§ Extracted material
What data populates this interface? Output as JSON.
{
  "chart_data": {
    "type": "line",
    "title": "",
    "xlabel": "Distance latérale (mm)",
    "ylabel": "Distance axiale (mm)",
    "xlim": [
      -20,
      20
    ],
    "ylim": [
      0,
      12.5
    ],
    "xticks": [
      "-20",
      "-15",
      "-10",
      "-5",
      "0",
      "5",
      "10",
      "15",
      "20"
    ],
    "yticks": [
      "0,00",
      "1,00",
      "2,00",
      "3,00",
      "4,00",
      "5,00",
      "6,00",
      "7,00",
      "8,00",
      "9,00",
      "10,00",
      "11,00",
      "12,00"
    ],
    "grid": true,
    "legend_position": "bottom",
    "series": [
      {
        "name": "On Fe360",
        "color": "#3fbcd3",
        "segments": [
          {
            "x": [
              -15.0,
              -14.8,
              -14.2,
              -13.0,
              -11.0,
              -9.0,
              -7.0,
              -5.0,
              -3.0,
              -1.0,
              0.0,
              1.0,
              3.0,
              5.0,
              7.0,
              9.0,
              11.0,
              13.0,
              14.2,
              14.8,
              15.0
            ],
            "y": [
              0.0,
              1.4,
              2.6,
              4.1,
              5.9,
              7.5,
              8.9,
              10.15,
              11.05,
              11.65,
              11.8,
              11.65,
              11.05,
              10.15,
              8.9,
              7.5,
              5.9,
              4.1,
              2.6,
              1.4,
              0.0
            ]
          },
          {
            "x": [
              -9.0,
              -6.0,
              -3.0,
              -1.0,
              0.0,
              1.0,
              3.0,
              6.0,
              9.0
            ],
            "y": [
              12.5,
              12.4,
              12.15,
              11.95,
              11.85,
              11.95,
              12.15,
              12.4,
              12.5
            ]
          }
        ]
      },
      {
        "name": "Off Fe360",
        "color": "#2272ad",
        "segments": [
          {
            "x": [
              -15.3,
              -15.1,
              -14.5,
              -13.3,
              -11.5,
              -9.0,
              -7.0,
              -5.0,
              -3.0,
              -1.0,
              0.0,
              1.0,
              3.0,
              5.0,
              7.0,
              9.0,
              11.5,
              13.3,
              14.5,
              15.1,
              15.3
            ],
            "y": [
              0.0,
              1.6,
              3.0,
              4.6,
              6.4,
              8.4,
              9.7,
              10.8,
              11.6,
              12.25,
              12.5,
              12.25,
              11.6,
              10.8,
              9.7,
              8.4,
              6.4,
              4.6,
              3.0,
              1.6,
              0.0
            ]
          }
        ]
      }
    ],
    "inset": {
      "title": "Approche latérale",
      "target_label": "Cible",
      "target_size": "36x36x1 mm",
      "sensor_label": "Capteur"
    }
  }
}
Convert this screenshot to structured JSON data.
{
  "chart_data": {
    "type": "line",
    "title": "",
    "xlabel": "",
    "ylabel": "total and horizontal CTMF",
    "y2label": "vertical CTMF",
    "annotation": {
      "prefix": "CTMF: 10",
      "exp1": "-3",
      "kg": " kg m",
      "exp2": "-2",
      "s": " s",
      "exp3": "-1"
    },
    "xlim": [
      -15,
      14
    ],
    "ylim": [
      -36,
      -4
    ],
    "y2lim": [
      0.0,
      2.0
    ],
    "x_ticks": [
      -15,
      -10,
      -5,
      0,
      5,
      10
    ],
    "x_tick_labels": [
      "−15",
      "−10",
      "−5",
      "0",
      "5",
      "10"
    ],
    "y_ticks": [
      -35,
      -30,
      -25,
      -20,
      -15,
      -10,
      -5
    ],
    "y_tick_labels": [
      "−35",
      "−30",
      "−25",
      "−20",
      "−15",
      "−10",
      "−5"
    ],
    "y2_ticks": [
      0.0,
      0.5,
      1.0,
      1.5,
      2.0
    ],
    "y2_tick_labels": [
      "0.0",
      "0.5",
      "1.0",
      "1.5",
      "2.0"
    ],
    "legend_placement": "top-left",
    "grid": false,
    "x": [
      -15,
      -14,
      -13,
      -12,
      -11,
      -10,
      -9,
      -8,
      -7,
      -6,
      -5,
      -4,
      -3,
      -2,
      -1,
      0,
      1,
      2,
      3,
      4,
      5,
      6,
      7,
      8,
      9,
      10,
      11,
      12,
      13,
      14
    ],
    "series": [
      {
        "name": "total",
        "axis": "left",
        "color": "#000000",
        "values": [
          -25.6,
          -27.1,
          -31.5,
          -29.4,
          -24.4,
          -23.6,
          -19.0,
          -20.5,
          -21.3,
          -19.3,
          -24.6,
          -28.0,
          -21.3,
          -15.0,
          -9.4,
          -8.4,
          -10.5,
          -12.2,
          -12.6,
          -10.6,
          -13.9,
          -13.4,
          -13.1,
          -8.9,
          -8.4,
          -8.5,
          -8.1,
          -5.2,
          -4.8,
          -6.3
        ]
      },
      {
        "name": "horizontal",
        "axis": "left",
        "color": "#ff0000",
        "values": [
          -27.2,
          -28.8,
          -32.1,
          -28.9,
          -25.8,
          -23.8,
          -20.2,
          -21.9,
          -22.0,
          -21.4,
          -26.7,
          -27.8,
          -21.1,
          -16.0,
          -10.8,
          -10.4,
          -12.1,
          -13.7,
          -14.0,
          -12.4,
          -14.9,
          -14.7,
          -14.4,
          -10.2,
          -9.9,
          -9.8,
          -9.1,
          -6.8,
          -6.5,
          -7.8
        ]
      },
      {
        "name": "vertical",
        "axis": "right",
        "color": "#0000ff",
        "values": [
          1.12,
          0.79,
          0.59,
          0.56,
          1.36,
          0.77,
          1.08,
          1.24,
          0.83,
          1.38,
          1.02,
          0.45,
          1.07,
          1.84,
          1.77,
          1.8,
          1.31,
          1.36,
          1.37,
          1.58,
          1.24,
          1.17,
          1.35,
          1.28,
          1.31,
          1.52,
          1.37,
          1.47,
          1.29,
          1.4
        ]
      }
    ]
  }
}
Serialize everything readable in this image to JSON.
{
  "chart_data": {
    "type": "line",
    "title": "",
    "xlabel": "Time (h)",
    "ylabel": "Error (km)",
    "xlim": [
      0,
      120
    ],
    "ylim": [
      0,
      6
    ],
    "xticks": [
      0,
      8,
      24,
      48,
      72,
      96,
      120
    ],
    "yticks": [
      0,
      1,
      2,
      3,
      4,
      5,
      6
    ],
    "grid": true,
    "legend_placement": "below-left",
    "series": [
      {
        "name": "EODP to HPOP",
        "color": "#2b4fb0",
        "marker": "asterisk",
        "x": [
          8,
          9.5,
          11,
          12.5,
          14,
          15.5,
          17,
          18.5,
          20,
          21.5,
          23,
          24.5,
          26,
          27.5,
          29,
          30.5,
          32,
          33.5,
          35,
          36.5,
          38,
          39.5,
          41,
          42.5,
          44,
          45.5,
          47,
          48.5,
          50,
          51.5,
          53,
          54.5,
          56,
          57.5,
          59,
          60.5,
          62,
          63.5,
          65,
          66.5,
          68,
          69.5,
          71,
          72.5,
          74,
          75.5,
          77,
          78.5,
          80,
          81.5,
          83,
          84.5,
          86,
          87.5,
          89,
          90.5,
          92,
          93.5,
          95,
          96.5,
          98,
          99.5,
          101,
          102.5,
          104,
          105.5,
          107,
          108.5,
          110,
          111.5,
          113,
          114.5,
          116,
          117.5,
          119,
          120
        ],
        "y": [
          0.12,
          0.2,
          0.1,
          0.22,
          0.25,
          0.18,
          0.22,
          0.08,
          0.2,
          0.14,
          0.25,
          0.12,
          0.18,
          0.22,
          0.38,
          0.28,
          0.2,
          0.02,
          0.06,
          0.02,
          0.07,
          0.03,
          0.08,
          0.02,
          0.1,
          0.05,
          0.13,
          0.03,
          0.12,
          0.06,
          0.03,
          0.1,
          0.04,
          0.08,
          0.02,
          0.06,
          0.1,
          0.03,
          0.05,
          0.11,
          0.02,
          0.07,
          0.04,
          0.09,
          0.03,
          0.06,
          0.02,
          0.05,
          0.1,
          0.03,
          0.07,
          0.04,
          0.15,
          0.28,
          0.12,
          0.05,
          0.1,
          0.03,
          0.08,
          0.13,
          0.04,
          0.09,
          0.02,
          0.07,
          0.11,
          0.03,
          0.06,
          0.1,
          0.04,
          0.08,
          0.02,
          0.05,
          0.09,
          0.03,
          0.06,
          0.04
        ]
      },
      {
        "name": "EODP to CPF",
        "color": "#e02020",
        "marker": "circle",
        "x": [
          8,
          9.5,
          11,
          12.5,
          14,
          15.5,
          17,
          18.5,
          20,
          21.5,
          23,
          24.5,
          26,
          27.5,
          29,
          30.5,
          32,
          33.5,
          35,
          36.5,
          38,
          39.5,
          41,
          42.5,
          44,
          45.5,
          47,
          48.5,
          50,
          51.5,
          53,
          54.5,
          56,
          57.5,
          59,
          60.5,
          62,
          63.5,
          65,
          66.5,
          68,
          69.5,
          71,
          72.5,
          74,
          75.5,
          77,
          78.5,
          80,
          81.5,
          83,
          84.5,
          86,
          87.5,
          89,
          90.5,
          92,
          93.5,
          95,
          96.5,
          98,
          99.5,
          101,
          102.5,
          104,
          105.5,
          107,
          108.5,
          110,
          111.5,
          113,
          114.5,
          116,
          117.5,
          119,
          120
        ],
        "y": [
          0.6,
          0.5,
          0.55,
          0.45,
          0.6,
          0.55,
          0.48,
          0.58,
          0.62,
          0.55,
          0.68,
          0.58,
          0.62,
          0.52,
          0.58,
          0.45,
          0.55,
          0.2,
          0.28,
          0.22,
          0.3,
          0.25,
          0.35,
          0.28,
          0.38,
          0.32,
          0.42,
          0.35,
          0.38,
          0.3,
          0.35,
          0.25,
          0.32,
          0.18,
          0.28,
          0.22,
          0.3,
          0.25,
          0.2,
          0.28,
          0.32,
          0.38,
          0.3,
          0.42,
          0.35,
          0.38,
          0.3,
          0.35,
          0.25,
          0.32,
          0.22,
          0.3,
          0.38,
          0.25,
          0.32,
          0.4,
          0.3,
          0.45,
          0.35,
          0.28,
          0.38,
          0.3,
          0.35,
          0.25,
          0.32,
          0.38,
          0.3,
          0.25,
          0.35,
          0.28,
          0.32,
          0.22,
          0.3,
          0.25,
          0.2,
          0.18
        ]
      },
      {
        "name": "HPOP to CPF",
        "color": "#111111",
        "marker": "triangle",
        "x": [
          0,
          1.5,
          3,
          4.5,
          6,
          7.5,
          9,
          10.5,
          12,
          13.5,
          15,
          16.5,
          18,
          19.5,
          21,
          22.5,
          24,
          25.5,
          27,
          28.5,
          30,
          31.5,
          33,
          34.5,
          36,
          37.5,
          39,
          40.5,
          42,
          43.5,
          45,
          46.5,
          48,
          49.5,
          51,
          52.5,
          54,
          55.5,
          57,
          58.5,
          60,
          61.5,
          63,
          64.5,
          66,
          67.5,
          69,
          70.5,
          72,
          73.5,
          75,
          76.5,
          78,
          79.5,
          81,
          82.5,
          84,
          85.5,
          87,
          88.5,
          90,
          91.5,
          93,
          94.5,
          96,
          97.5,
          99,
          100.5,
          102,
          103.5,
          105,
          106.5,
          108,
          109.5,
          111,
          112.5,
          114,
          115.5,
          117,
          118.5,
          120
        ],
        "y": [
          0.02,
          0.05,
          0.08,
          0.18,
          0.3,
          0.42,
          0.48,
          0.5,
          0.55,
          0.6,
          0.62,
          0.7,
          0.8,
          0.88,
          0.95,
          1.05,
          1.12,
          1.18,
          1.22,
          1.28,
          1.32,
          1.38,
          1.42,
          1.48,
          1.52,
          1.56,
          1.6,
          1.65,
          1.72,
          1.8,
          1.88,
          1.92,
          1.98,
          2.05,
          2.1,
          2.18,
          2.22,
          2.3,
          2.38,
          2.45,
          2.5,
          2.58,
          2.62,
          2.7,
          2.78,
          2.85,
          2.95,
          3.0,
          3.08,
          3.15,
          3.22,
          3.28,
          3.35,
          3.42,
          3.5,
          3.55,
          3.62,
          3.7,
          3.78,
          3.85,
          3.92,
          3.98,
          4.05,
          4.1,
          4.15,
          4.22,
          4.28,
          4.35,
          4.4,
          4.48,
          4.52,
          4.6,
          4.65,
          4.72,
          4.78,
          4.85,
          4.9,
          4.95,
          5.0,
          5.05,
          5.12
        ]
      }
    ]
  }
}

§ Objective
Count the lines of the material that include the word "horizontal", then report only the total.

§ Response to the task
2